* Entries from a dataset
---*---

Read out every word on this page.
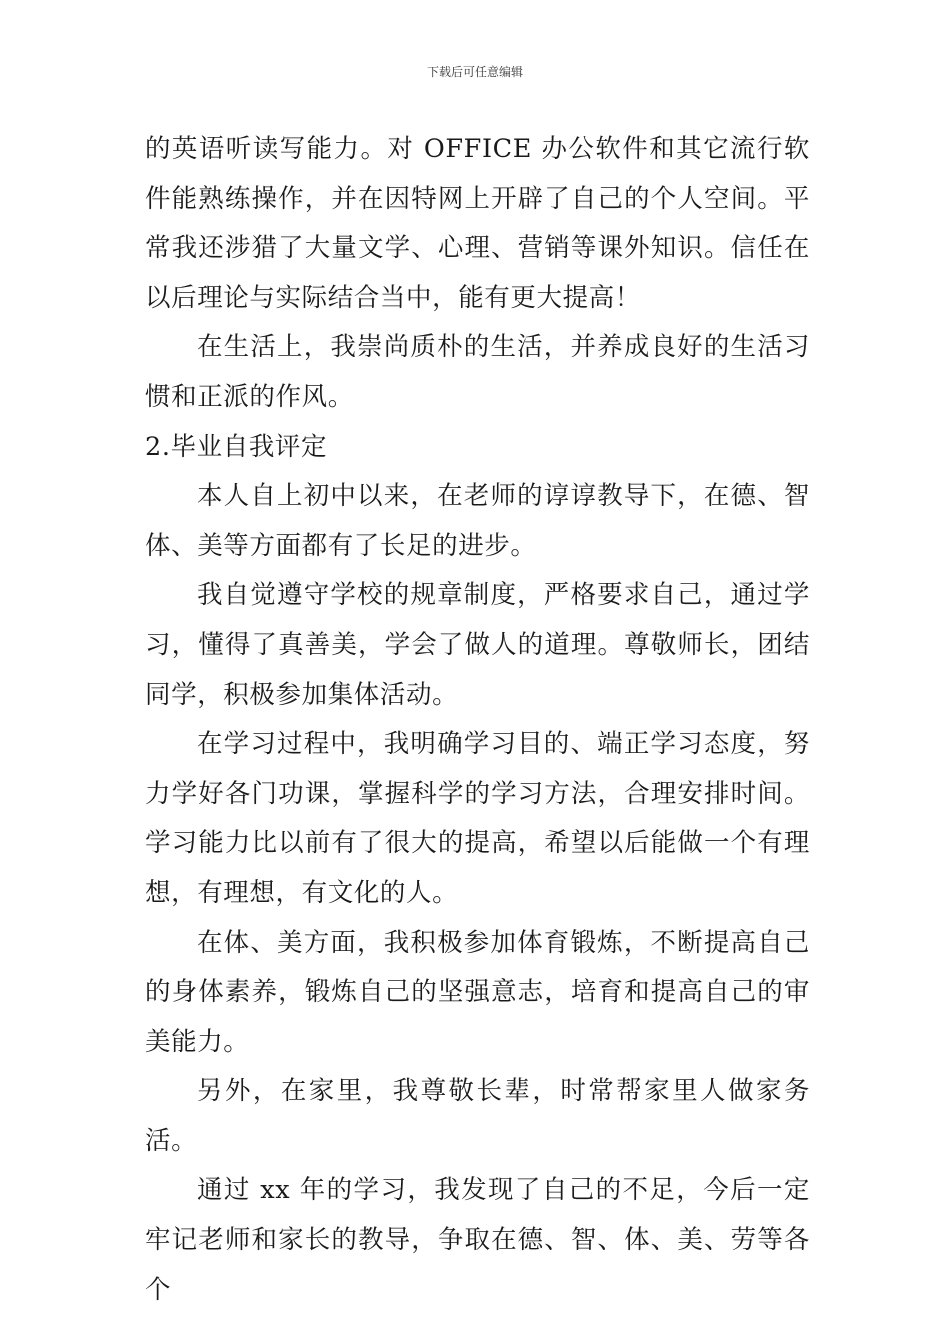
下载后可任意编辑

的英语听读写能力。对 OFFICE 办公软件和其它流行软件能熟练操作，并在因特网上开辟了自己的个人空间。平常我还涉猎了大量文学、心理、营销等课外知识。信任在以后理论与实际结合当中，能有更大提高！

在生活上，我崇尚质朴的生活，并养成良好的生活习惯和正派的作风。

2.毕业自我评定

本人自上初中以来，在老师的谆谆教导下，在德、智体、美等方面都有了长足的进步。

我自觉遵守学校的规章制度，严格要求自己，通过学习，懂得了真善美，学会了做人的道理。尊敬师长，团结同学，积极参加集体活动。

在学习过程中，我明确学习目的、端正学习态度，努力学好各门功课，掌握科学的学习方法，合理安排时间。学习能力比以前有了很大的提高，希望以后能做一个有理想，有理想，有文化的人。

在体、美方面，我积极参加体育锻炼，不断提高自己的身体素养，锻炼自己的坚强意志，培育和提高自己的审美能力。

另外，在家里，我尊敬长辈，时常帮家里人做家务活。

通过 xx 年的学习，我发现了自己的不足，今后一定牢记老师和家长的教导，争取在德、智、体、美、劳等各个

---*---

* OBJECTIVE
Pictures are excluded; repeat every record exactly.

* SOLVED EXERCISE
Read out every word on this page.
下载后可任意编辑

的英语听读写能力。对 OFFICE 办公软件和其它流行软件能熟练操作，并在因特网上开辟了自己的个人空间。平常我还涉猎了大量文学、心理、营销等课外知识。信任在以后理论与实际结合当中，能有更大提高！

在生活上，我崇尚质朴的生活，并养成良好的生活习惯和正派的作风。

2.毕业自我评定

本人自上初中以来，在老师的谆谆教导下，在德、智体、美等方面都有了长足的进步。

我自觉遵守学校的规章制度，严格要求自己，通过学习，懂得了真善美，学会了做人的道理。尊敬师长，团结同学，积极参加集体活动。

在学习过程中，我明确学习目的、端正学习态度，努力学好各门功课，掌握科学的学习方法，合理安排时间。学习能力比以前有了很大的提高，希望以后能做一个有理想，有理想，有文化的人。

在体、美方面，我积极参加体育锻炼，不断提高自己的身体素养，锻炼自己的坚强意志，培育和提高自己的审美能力。

另外，在家里，我尊敬长辈，时常帮家里人做家务活。

通过 xx 年的学习，我发现了自己的不足，今后一定牢记老师和家长的教导，争取在德、智、体、美、劳等各个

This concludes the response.